#### [Provided material]
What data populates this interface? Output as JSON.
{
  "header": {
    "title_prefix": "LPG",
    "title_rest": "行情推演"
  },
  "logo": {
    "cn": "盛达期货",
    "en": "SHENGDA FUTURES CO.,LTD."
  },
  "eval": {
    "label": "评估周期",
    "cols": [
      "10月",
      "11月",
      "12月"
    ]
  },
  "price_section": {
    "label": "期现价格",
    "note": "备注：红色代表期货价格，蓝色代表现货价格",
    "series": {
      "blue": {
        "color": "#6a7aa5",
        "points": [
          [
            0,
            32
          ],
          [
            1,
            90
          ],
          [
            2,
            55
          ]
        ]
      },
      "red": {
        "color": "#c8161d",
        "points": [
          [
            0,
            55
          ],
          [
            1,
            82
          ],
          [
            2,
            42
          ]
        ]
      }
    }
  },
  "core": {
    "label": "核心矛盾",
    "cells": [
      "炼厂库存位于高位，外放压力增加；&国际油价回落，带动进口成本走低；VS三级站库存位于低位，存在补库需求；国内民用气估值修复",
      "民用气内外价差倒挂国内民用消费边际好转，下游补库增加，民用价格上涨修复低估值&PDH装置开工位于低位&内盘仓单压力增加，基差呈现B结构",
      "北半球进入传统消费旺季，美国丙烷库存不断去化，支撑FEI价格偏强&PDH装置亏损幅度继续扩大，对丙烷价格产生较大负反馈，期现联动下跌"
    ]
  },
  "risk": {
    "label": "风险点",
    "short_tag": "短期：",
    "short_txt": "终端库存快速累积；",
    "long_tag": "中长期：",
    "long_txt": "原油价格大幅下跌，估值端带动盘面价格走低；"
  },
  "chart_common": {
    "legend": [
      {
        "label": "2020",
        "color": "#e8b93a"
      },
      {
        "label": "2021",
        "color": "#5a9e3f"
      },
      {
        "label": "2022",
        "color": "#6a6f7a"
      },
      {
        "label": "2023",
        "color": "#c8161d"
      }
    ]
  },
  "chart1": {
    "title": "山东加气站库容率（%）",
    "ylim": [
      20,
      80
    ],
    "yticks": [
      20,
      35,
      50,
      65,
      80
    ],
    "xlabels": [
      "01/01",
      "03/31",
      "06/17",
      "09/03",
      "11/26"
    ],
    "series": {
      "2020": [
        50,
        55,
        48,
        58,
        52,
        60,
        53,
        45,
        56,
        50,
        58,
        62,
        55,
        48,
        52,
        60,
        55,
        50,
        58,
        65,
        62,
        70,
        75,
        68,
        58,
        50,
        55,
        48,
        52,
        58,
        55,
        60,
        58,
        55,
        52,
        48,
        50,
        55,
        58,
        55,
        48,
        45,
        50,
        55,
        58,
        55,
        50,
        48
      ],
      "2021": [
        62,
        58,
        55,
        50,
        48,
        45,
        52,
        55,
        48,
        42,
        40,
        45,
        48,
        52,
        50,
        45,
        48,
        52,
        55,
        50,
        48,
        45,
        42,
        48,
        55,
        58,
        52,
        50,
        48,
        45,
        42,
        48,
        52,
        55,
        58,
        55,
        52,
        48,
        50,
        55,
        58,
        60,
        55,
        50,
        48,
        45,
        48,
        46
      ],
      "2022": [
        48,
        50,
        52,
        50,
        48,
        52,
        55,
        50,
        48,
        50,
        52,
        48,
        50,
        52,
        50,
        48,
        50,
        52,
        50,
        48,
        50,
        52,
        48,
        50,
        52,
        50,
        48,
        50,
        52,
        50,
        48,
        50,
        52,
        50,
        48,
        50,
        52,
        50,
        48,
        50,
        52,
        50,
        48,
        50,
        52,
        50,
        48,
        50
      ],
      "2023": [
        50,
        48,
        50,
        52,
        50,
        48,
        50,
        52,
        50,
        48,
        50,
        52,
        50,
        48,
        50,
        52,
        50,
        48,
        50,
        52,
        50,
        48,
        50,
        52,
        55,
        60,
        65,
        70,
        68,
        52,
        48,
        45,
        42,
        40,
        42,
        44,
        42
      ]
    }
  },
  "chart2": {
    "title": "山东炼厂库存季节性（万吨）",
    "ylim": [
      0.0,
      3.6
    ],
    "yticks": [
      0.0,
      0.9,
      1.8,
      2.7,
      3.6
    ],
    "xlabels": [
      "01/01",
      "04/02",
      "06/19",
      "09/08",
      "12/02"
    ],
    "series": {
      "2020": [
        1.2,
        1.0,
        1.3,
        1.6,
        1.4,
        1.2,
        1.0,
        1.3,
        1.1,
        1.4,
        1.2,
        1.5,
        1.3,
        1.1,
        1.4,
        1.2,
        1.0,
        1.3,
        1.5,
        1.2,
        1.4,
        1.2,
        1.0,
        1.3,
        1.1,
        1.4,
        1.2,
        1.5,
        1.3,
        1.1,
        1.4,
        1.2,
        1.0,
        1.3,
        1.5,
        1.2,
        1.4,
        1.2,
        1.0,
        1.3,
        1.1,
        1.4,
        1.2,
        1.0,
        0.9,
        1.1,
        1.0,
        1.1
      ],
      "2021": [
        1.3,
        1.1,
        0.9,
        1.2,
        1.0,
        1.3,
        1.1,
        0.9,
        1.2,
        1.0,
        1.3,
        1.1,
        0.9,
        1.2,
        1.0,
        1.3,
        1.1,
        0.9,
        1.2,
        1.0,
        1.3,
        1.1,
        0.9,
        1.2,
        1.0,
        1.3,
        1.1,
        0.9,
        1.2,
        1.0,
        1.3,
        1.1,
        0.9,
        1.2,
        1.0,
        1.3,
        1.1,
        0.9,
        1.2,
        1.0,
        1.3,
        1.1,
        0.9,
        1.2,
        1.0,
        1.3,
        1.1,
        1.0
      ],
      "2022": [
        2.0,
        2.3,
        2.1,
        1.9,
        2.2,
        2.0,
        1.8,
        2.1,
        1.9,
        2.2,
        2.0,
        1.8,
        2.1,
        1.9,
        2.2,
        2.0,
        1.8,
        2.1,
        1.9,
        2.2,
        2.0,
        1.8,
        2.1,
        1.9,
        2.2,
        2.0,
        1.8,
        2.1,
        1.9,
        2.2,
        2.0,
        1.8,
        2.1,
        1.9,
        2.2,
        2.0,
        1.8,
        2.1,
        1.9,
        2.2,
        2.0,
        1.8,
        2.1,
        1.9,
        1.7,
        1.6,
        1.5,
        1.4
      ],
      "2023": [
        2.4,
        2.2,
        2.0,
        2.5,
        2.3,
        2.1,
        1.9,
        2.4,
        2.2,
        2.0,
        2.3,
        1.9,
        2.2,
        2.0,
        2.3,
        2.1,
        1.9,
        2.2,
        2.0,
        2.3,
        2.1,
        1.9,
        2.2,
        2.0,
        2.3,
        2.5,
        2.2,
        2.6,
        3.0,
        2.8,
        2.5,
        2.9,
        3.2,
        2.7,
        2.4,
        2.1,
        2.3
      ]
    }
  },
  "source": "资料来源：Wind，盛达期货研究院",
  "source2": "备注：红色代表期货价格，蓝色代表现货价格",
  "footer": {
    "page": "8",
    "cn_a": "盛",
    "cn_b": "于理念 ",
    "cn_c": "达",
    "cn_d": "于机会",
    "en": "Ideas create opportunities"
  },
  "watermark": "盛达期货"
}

#### [Brief]
Every entry in the listing must be retyped exactly.

#### [Answer to the exercise]
What data populates this interface? Output as JSON.
{
  "header": {
    "title_prefix": "LPG",
    "title_rest": "行情推演"
  },
  "logo": {
    "cn": "盛达期货",
    "en": "SHENGDA FUTURES CO.,LTD."
  },
  "eval": {
    "label": "评估周期",
    "cols": [
      "10月",
      "11月",
      "12月"
    ]
  },
  "price_section": {
    "label": "期现价格",
    "note": "备注：红色代表期货价格，蓝色代表现货价格",
    "series": {
      "blue": {
        "color": "#6a7aa5",
        "points": [
          [
            0,
            32
          ],
          [
            1,
            90
          ],
          [
            2,
            55
          ]
        ]
      },
      "red": {
        "color": "#c8161d",
        "points": [
          [
            0,
            55
          ],
          [
            1,
            82
          ],
          [
            2,
            42
          ]
        ]
      }
    }
  },
  "core": {
    "label": "核心矛盾",
    "cells": [
      "炼厂库存位于高位，外放压力增加；&国际油价回落，带动进口成本走低；VS三级站库存位于低位，存在补库需求；国内民用气估值修复",
      "民用气内外价差倒挂国内民用消费边际好转，下游补库增加，民用价格上涨修复低估值&PDH装置开工位于低位&内盘仓单压力增加，基差呈现B结构",
      "北半球进入传统消费旺季，美国丙烷库存不断去化，支撑FEI价格偏强&PDH装置亏损幅度继续扩大，对丙烷价格产生较大负反馈，期现联动下跌"
    ]
  },
  "risk": {
    "label": "风险点",
    "short_tag": "短期：",
    "short_txt": "终端库存快速累积；",
    "long_tag": "中长期：",
    "long_txt": "原油价格大幅下跌，估值端带动盘面价格走低；"
  },
  "chart_common": {
    "legend": [
      {
        "label": "2020",
        "color": "#e8b93a"
      },
      {
        "label": "2021",
        "color": "#5a9e3f"
      },
      {
        "label": "2022",
        "color": "#6a6f7a"
      },
      {
        "label": "2023",
        "color": "#c8161d"
      }
    ]
  },
  "chart1": {
    "title": "山东加气站库容率（%）",
    "ylim": [
      20,
      80
    ],
    "yticks": [
      20,
      35,
      50,
      65,
      80
    ],
    "xlabels": [
      "01/01",
      "03/31",
      "06/17",
      "09/03",
      "11/26"
    ],
    "series": {
      "2020": [
        50,
        55,
        48,
        58,
        52,
        60,
        53,
        45,
        56,
        50,
        58,
        62,
        55,
        48,
        52,
        60,
        55,
        50,
        58,
        65,
        62,
        70,
        75,
        68,
        58,
        50,
        55,
        48,
        52,
        58,
        55,
        60,
        58,
        55,
        52,
        48,
        50,
        55,
        58,
        55,
        48,
        45,
        50,
        55,
        58,
        55,
        50,
        48
      ],
      "2021": [
        62,
        58,
        55,
        50,
        48,
        45,
        52,
        55,
        48,
        42,
        40,
        45,
        48,
        52,
        50,
        45,
        48,
        52,
        55,
        50,
        48,
        45,
        42,
        48,
        55,
        58,
        52,
        50,
        48,
        45,
        42,
        48,
        52,
        55,
        58,
        55,
        52,
        48,
        50,
        55,
        58,
        60,
        55,
        50,
        48,
        45,
        48,
        46
      ],
      "2022": [
        48,
        50,
        52,
        50,
        48,
        52,
        55,
        50,
        48,
        50,
        52,
        48,
        50,
        52,
        50,
        48,
        50,
        52,
        50,
        48,
        50,
        52,
        48,
        50,
        52,
        50,
        48,
        50,
        52,
        50,
        48,
        50,
        52,
        50,
        48,
        50,
        52,
        50,
        48,
        50,
        52,
        50,
        48,
        50,
        52,
        50,
        48,
        50
      ],
      "2023": [
        50,
        48,
        50,
        52,
        50,
        48,
        50,
        52,
        50,
        48,
        50,
        52,
        50,
        48,
        50,
        52,
        50,
        48,
        50,
        52,
        50,
        48,
        50,
        52,
        55,
        60,
        65,
        70,
        68,
        52,
        48,
        45,
        42,
        40,
        42,
        44,
        42
      ]
    }
  },
  "chart2": {
    "title": "山东炼厂库存季节性（万吨）",
    "ylim": [
      0.0,
      3.6
    ],
    "yticks": [
      0.0,
      0.9,
      1.8,
      2.7,
      3.6
    ],
    "xlabels": [
      "01/01",
      "04/02",
      "06/19",
      "09/08",
      "12/02"
    ],
    "series": {
      "2020": [
        1.2,
        1.0,
        1.3,
        1.6,
        1.4,
        1.2,
        1.0,
        1.3,
        1.1,
        1.4,
        1.2,
        1.5,
        1.3,
        1.1,
        1.4,
        1.2,
        1.0,
        1.3,
        1.5,
        1.2,
        1.4,
        1.2,
        1.0,
        1.3,
        1.1,
        1.4,
        1.2,
        1.5,
        1.3,
        1.1,
        1.4,
        1.2,
        1.0,
        1.3,
        1.5,
        1.2,
        1.4,
        1.2,
        1.0,
        1.3,
        1.1,
        1.4,
        1.2,
        1.0,
        0.9,
        1.1,
        1.0,
        1.1
      ],
      "2021": [
        1.3,
        1.1,
        0.9,
        1.2,
        1.0,
        1.3,
        1.1,
        0.9,
        1.2,
        1.0,
        1.3,
        1.1,
        0.9,
        1.2,
        1.0,
        1.3,
        1.1,
        0.9,
        1.2,
        1.0,
        1.3,
        1.1,
        0.9,
        1.2,
        1.0,
        1.3,
        1.1,
        0.9,
        1.2,
        1.0,
        1.3,
        1.1,
        0.9,
        1.2,
        1.0,
        1.3,
        1.1,
        0.9,
        1.2,
        1.0,
        1.3,
        1.1,
        0.9,
        1.2,
        1.0,
        1.3,
        1.1,
        1.0
      ],
      "2022": [
        2.0,
        2.3,
        2.1,
        1.9,
        2.2,
        2.0,
        1.8,
        2.1,
        1.9,
        2.2,
        2.0,
        1.8,
        2.1,
        1.9,
        2.2,
        2.0,
        1.8,
        2.1,
        1.9,
        2.2,
        2.0,
        1.8,
        2.1,
        1.9,
        2.2,
        2.0,
        1.8,
        2.1,
        1.9,
        2.2,
        2.0,
        1.8,
        2.1,
        1.9,
        2.2,
        2.0,
        1.8,
        2.1,
        1.9,
        2.2,
        2.0,
        1.8,
        2.1,
        1.9,
        1.7,
        1.6,
        1.5,
        1.4
      ],
      "2023": [
        2.4,
        2.2,
        2.0,
        2.5,
        2.3,
        2.1,
        1.9,
        2.4,
        2.2,
        2.0,
        2.3,
        1.9,
        2.2,
        2.0,
        2.3,
        2.1,
        1.9,
        2.2,
        2.0,
        2.3,
        2.1,
        1.9,
        2.2,
        2.0,
        2.3,
        2.5,
        2.2,
        2.6,
        3.0,
        2.8,
        2.5,
        2.9,
        3.2,
        2.7,
        2.4,
        2.1,
        2.3
      ]
    }
  },
  "source": "资料来源：Wind，盛达期货研究院",
  "source2": "备注：红色代表期货价格，蓝色代表现货价格",
  "footer": {
    "page": "8",
    "cn_a": "盛",
    "cn_b": "于理念 ",
    "cn_c": "达",
    "cn_d": "于机会",
    "en": "Ideas create opportunities"
  },
  "watermark": "盛达期货"
}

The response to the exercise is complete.